Output the data exactly, with every line intact.

=== Data section ===

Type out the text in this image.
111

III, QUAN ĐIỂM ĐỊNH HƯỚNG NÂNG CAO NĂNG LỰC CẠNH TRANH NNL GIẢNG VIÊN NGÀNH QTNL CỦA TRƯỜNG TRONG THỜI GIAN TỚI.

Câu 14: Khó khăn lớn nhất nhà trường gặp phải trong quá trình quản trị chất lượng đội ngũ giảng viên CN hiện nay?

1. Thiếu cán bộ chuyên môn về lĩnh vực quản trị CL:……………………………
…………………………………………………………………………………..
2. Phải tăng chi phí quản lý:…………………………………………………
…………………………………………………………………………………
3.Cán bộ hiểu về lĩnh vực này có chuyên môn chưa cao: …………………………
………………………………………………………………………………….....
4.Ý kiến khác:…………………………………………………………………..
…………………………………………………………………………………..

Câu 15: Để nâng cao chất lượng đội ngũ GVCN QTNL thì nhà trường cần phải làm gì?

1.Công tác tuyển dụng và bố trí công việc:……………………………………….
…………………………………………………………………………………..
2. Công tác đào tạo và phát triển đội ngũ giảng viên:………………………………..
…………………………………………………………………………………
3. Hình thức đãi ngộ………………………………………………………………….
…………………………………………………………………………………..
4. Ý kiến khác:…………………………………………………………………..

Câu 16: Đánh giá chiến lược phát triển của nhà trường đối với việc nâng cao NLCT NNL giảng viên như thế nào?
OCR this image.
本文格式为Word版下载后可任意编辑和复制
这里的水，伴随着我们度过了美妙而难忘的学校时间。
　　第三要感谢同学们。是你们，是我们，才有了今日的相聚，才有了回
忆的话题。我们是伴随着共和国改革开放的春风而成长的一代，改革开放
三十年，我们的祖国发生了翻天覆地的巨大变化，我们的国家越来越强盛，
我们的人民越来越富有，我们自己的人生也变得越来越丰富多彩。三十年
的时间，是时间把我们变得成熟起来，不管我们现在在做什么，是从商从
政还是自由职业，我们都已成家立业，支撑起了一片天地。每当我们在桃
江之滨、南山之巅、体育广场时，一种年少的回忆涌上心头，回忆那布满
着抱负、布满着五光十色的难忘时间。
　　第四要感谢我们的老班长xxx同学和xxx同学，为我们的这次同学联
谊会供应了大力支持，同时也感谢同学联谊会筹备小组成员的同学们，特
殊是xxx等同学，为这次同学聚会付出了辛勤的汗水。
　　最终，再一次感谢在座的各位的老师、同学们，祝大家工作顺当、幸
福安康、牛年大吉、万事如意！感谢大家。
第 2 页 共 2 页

===

▶ _Result for this task_
Type out the text in this image.
111

III, QUAN ĐIỂM ĐỊNH HƯỚNG NÂNG CAO NĂNG LỰC CẠNH TRANH NNL GIẢNG VIÊN NGÀNH QTNL CỦA TRƯỜNG TRONG THỜI GIAN TỚI.

Câu 14: Khó khăn lớn nhất nhà trường gặp phải trong quá trình quản trị chất lượng đội ngũ giảng viên CN hiện nay?

1. Thiếu cán bộ chuyên môn về lĩnh vực quản trị CL:……………………………
…………………………………………………………………………………..
2. Phải tăng chi phí quản lý:…………………………………………………
…………………………………………………………………………………
3.Cán bộ hiểu về lĩnh vực này có chuyên môn chưa cao: …………………………
………………………………………………………………………………….....
4.Ý kiến khác:…………………………………………………………………..
…………………………………………………………………………………..

Câu 15: Để nâng cao chất lượng đội ngũ GVCN QTNL thì nhà trường cần phải làm gì?

1.Công tác tuyển dụng và bố trí công việc:……………………………………….
…………………………………………………………………………………..
2. Công tác đào tạo và phát triển đội ngũ giảng viên:………………………………..
…………………………………………………………………………………
3. Hình thức đãi ngộ………………………………………………………………….
…………………………………………………………………………………..
4. Ý kiến khác:…………………………………………………………………..

Câu 16: Đánh giá chiến lược phát triển của nhà trường đối với việc nâng cao NLCT NNL giảng viên như thế nào?
OCR this image.
本文格式为Word版下载后可任意编辑和复制
这里的水，伴随着我们度过了美妙而难忘的学校时间。
　　第三要感谢同学们。是你们，是我们，才有了今日的相聚，才有了回
忆的话题。我们是伴随着共和国改革开放的春风而成长的一代，改革开放
三十年，我们的祖国发生了翻天覆地的巨大变化，我们的国家越来越强盛，
我们的人民越来越富有，我们自己的人生也变得越来越丰富多彩。三十年
的时间，是时间把我们变得成熟起来，不管我们现在在做什么，是从商从
政还是自由职业，我们都已成家立业，支撑起了一片天地。每当我们在桃
江之滨、南山之巅、体育广场时，一种年少的回忆涌上心头，回忆那布满
着抱负、布满着五光十色的难忘时间。
　　第四要感谢我们的老班长xxx同学和xxx同学，为我们的这次同学联
谊会供应了大力支持，同时也感谢同学联谊会筹备小组成员的同学们，特
殊是xxx等同学，为这次同学聚会付出了辛勤的汗水。
　　最终，再一次感谢在座的各位的老师、同学们，祝大家工作顺当、幸
福安康、牛年大吉、万事如意！感谢大家。
第 2 页 共 2 页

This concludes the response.